## Directions for this task
Repeat exactly, and only, the lines from the one holding "What data populates" through the last line of the records below.

Items listed in a dataset
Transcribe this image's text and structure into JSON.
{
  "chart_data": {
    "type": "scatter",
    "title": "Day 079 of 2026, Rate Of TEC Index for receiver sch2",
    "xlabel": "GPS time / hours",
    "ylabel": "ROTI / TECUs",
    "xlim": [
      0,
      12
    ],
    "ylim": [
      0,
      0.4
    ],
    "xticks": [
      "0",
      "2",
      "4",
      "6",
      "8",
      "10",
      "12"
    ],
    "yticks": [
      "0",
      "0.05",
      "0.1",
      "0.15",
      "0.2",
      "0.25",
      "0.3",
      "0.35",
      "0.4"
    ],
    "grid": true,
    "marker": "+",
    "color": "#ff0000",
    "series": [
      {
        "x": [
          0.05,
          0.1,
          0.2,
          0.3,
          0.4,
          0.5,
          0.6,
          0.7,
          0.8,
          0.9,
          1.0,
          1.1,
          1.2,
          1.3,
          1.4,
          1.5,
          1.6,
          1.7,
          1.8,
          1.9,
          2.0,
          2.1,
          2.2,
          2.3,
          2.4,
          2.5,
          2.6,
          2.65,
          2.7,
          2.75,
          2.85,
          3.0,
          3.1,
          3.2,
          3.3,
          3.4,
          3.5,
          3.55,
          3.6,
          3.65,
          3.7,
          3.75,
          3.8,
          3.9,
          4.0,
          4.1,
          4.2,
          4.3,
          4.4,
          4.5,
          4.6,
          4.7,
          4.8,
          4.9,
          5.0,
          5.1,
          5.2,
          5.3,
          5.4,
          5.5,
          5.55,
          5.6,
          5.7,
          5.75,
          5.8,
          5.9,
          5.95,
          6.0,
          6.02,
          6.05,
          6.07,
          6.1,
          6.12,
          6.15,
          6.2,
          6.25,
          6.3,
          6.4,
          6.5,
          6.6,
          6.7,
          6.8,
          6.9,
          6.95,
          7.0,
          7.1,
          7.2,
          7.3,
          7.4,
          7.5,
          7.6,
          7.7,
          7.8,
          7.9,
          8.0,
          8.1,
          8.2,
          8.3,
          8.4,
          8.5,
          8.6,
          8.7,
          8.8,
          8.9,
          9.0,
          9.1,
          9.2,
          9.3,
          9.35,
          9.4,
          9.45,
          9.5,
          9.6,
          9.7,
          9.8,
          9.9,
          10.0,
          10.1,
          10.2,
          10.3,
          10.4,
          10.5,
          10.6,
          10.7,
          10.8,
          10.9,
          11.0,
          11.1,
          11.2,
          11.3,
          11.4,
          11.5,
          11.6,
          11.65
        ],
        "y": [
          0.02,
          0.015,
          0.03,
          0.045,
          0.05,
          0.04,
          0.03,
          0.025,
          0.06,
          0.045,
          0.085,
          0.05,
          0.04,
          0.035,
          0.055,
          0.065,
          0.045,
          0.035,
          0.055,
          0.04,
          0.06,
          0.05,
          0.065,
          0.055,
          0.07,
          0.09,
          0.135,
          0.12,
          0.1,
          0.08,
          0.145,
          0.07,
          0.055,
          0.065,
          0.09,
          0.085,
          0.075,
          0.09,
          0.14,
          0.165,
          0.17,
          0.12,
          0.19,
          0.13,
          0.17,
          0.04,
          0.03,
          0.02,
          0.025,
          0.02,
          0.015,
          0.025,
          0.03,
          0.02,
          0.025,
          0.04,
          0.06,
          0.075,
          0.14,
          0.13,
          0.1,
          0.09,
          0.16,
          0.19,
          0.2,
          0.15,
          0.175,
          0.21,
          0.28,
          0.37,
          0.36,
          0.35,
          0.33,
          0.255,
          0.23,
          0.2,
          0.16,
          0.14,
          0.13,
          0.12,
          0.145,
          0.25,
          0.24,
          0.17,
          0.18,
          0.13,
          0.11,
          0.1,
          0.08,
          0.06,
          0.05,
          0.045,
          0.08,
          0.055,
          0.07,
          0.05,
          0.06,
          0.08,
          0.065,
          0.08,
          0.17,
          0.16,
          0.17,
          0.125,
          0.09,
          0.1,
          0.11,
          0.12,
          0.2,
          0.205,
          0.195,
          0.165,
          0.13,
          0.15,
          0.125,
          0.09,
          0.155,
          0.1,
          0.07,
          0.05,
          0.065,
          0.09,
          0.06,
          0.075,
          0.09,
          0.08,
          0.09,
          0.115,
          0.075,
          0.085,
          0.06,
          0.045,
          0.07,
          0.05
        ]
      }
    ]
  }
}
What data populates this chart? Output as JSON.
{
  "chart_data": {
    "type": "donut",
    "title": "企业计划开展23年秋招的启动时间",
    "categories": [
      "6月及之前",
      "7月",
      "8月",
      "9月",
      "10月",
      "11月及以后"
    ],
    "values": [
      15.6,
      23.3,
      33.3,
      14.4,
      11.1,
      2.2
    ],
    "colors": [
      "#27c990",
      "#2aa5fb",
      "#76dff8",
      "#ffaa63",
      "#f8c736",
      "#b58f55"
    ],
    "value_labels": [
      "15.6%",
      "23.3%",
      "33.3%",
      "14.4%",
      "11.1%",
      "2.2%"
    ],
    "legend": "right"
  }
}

## Solution
What data populates this chart? Output as JSON.
{
  "chart_data": {
    "type": "donut",
    "title": "企业计划开展23年秋招的启动时间",
    "categories": [
      "6月及之前",
      "7月",
      "8月",
      "9月",
      "10月",
      "11月及以后"
    ],
    "values": [
      15.6,
      23.3,
      33.3,
      14.4,
      11.1,
      2.2
    ],
    "colors": [
      "#27c990",
      "#2aa5fb",
      "#76dff8",
      "#ffaa63",
      "#f8c736",
      "#b58f55"
    ],
    "value_labels": [
      "15.6%",
      "23.3%",
      "33.3%",
      "14.4%",
      "11.1%",
      "2.2%"
    ],
    "legend": "right"
  }
}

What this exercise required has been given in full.